Exercise details:
Show every line in the records below that contains the word "Void".
● ● ● ● ●
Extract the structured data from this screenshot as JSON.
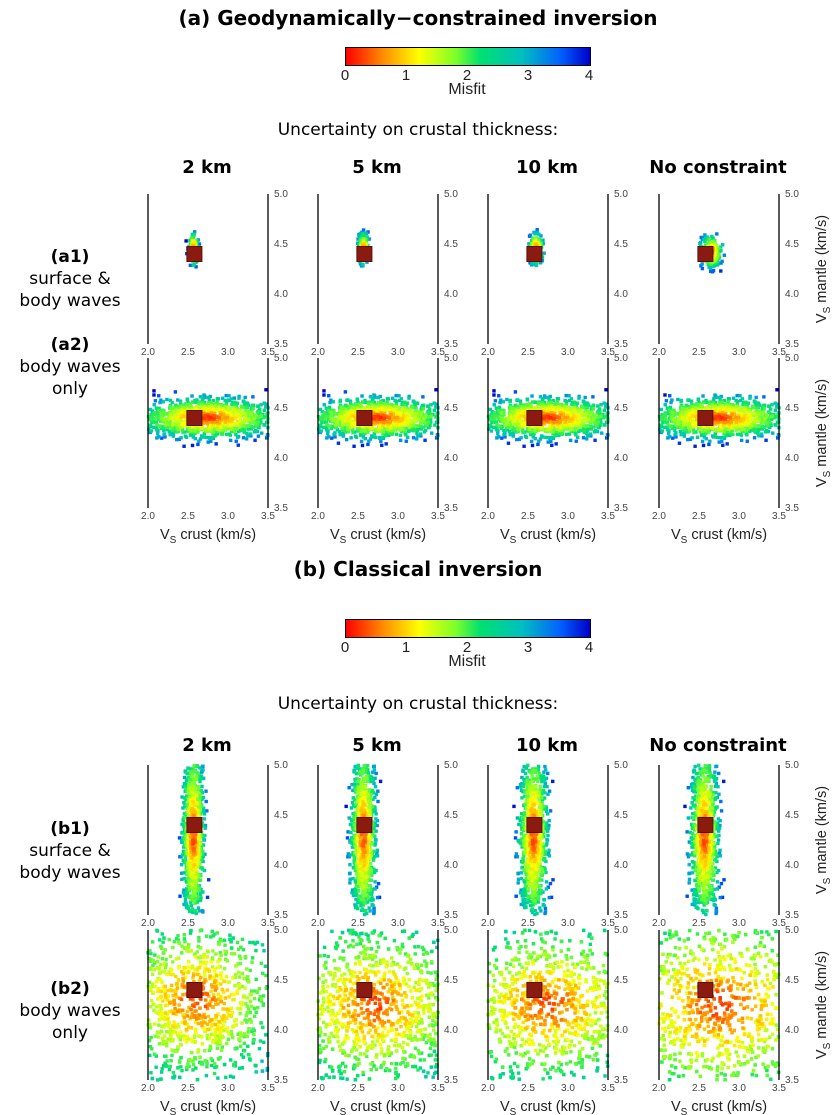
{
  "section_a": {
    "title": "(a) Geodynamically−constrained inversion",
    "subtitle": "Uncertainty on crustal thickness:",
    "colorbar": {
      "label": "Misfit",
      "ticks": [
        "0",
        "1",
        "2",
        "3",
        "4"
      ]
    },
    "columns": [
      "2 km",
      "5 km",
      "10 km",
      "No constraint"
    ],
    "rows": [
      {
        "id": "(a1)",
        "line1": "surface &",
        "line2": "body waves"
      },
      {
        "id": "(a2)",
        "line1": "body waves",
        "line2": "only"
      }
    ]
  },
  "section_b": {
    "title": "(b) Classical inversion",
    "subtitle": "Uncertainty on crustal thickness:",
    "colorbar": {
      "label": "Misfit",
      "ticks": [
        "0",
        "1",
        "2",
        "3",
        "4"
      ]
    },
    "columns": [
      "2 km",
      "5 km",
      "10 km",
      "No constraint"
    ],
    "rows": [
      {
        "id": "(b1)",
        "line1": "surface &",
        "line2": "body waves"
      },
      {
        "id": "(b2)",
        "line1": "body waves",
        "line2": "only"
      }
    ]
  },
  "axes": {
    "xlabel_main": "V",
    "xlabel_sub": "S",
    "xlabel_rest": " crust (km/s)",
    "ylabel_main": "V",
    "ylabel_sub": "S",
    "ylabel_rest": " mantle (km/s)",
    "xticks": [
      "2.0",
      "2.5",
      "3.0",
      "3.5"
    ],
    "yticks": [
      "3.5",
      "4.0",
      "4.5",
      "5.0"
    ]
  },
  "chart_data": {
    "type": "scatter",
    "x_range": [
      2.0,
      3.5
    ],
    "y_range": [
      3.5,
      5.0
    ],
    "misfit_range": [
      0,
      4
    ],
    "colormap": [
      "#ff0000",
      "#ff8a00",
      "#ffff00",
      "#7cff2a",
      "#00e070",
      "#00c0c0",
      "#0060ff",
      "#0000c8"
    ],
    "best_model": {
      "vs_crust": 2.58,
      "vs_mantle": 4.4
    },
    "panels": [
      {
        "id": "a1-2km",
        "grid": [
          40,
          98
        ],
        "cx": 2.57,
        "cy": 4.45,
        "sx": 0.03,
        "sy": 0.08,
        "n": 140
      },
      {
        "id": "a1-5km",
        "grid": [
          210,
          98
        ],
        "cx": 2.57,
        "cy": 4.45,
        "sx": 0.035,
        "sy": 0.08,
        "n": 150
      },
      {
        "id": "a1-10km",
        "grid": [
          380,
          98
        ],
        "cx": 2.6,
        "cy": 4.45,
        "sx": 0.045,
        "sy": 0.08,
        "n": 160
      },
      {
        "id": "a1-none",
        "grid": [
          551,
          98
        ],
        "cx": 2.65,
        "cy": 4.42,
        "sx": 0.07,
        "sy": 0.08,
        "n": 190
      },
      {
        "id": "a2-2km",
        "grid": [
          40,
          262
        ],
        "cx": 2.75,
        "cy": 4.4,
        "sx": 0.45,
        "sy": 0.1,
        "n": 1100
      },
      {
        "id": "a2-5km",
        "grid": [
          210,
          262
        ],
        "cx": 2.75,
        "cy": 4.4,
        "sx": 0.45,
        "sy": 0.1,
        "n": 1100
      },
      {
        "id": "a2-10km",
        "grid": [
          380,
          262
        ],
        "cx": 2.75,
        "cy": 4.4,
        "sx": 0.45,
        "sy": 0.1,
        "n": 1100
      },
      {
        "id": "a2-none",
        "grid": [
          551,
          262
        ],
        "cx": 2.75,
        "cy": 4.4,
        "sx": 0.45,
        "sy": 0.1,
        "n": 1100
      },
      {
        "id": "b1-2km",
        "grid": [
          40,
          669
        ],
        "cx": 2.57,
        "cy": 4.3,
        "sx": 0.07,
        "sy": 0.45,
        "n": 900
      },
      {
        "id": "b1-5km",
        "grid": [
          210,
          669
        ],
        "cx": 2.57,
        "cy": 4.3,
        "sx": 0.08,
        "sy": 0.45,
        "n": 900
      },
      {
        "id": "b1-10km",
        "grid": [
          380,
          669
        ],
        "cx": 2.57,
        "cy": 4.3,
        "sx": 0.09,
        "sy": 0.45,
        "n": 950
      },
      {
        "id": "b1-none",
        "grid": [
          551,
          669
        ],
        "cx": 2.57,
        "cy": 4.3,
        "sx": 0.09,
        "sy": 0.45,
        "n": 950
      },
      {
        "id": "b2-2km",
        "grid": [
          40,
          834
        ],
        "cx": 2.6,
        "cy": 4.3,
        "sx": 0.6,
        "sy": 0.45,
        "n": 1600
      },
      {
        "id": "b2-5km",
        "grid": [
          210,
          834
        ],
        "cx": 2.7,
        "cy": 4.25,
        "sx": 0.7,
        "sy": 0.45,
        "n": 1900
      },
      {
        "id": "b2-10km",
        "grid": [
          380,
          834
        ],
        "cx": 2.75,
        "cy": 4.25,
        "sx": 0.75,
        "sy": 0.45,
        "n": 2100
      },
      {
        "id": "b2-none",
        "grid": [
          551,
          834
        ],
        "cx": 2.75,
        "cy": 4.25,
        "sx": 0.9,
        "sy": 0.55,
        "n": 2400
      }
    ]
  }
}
● ● ● ● ●
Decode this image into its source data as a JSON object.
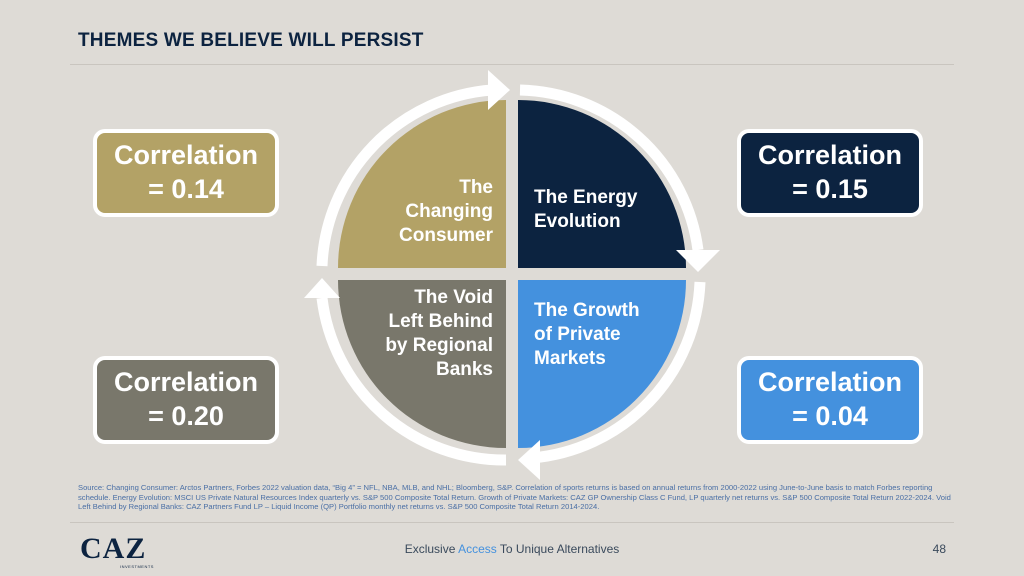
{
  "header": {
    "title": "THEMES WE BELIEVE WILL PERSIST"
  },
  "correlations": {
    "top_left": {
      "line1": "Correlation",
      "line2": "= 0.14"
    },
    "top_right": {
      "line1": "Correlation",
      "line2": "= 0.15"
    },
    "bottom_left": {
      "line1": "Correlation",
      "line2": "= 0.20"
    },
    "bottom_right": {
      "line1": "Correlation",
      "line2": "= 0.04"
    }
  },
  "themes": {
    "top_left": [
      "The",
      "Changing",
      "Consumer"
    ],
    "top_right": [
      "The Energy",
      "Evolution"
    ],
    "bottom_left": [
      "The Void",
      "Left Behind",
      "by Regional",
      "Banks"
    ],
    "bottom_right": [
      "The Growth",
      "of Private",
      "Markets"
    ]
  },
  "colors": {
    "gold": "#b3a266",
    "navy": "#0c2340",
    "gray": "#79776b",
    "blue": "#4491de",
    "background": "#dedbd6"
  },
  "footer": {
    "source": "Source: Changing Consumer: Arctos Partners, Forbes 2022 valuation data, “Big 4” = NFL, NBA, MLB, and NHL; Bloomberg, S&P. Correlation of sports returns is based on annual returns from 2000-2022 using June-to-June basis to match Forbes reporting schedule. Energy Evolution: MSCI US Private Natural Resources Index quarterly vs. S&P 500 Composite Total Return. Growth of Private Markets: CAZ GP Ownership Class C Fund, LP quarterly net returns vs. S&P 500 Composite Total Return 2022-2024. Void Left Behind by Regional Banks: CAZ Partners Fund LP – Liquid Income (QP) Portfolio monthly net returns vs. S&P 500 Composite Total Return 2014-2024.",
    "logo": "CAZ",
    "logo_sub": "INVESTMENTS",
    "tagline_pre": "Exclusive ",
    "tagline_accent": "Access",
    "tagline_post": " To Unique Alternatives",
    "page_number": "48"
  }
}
● ● ● ● ●
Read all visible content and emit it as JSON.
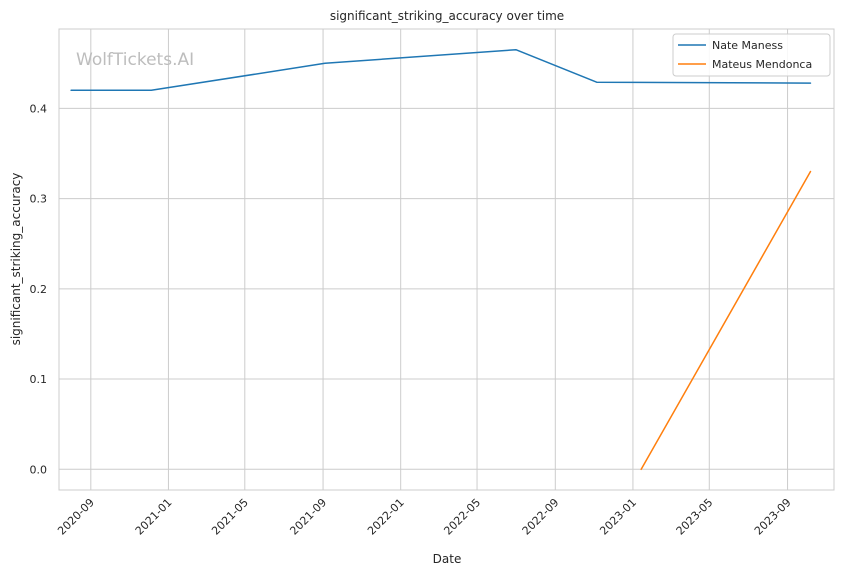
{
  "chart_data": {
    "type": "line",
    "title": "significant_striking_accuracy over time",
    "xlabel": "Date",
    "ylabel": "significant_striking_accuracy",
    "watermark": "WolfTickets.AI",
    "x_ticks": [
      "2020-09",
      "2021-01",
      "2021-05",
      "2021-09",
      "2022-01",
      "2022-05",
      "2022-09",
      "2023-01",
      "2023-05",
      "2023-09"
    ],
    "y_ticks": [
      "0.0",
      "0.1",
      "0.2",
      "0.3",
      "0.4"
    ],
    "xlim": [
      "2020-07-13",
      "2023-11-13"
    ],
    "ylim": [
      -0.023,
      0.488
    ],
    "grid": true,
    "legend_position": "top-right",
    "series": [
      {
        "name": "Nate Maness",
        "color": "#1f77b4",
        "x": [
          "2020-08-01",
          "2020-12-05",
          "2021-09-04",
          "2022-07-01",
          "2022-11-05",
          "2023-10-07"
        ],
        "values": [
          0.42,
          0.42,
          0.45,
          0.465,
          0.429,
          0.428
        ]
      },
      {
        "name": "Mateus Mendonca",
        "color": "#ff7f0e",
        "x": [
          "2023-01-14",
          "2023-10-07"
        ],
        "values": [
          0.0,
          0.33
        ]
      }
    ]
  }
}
● ● ● ● ●
The answer:
      "The Void",
    "source": "Source: Changing Consumer: Arctos Partners, Forbes 2022 valuation data, “Big 4” = NFL, NBA, MLB, and NHL; Bloomberg, S&P. Correlation of sports returns is based on annual returns from 2000-2022 using June-to-June basis to match Forbes reporting schedule. Energy Evolution: MSCI US Private Natural Resources Index quarterly vs. S&P 500 Composite Total Return. Growth of Private Markets: CAZ GP Ownership Class C Fund, LP quarterly net returns vs. S&P 500 Composite Total Return 2022-2024. Void Left Behind by Regional Banks: CAZ Partners Fund LP – Liquid Income (QP) Portfolio monthly net returns vs. S&P 500 Composite Total Return 2014-2024.",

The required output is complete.